[Data entries]
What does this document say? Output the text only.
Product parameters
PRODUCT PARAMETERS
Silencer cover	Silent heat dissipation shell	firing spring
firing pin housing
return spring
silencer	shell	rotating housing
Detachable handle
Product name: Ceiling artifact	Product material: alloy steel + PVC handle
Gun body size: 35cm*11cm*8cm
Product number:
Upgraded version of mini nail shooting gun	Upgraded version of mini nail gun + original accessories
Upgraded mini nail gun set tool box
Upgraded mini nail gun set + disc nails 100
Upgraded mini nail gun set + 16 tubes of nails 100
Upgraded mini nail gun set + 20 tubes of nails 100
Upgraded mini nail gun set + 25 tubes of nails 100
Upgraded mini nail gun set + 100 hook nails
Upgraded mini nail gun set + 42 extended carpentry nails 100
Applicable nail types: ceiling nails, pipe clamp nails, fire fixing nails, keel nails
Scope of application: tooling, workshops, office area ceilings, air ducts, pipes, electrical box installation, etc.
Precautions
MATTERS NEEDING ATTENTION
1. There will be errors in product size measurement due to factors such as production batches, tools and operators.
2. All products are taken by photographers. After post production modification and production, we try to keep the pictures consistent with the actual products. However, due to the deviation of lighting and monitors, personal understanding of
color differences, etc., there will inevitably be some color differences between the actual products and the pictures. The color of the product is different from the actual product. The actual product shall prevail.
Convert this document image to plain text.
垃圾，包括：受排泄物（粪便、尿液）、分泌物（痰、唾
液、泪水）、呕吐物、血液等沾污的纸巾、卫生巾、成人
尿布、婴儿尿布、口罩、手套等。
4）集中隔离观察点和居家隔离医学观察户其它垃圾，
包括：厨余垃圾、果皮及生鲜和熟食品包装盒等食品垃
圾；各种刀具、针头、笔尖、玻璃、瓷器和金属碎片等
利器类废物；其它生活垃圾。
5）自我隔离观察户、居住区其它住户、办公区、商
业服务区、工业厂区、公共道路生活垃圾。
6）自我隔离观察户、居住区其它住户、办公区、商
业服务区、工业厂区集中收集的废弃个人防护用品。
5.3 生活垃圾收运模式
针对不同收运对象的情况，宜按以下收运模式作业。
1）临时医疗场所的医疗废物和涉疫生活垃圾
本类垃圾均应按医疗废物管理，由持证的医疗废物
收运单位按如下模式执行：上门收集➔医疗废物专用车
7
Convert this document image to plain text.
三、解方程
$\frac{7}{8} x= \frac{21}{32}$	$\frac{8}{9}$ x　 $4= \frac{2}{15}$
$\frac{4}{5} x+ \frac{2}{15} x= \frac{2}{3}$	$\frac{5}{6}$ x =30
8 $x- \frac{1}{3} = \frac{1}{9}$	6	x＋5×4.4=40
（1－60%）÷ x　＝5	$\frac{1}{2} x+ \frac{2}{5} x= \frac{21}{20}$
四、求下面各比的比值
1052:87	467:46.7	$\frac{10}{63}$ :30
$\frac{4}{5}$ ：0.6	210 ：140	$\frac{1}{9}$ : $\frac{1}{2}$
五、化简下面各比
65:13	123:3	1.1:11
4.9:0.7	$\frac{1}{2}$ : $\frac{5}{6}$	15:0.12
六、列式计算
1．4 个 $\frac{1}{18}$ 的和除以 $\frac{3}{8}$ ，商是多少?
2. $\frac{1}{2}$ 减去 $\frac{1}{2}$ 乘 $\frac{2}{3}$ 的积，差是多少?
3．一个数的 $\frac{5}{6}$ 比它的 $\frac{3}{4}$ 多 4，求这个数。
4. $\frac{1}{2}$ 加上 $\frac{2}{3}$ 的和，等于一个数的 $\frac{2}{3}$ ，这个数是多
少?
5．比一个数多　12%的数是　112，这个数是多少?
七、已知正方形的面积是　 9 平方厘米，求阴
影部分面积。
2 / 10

STATED PROBLEM
From the listing above, copy out each line where the word "size" appears.

RESPONSE TO THE EXERCISE
Gun body size: 35cm*11cm*8cm
1. There will be errors in product size measurement due to factors such as production batches, tools and operators.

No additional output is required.